### Short problem:
Copy out each line below exactly as it appears.

### Provided data:
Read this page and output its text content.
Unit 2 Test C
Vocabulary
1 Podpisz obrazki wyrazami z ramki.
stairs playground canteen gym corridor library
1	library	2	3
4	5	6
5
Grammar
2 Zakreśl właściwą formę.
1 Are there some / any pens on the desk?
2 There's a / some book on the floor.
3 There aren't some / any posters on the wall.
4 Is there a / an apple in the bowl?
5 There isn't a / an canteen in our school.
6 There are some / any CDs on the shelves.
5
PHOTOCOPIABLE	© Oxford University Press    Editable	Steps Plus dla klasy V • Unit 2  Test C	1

### Response below:
Read this page and output its text content.
Unit 2 Test C
Vocabulary
1 Podpisz obrazki wyrazami z ramki.
stairs playground canteen gym corridor library
1	library	2	3
4	5	6
5
Grammar
2 Zakreśl właściwą formę.
1 Are there some / any pens on the desk?
2 There's a / some book on the floor.
3 There aren't some / any posters on the wall.
4 Is there a / an apple in the bowl?
5 There isn't a / an canteen in our school.
6 There are some / any CDs on the shelves.
5
PHOTOCOPIABLE	© Oxford University Press    Editable	Steps Plus dla klasy V • Unit 2  Test C	1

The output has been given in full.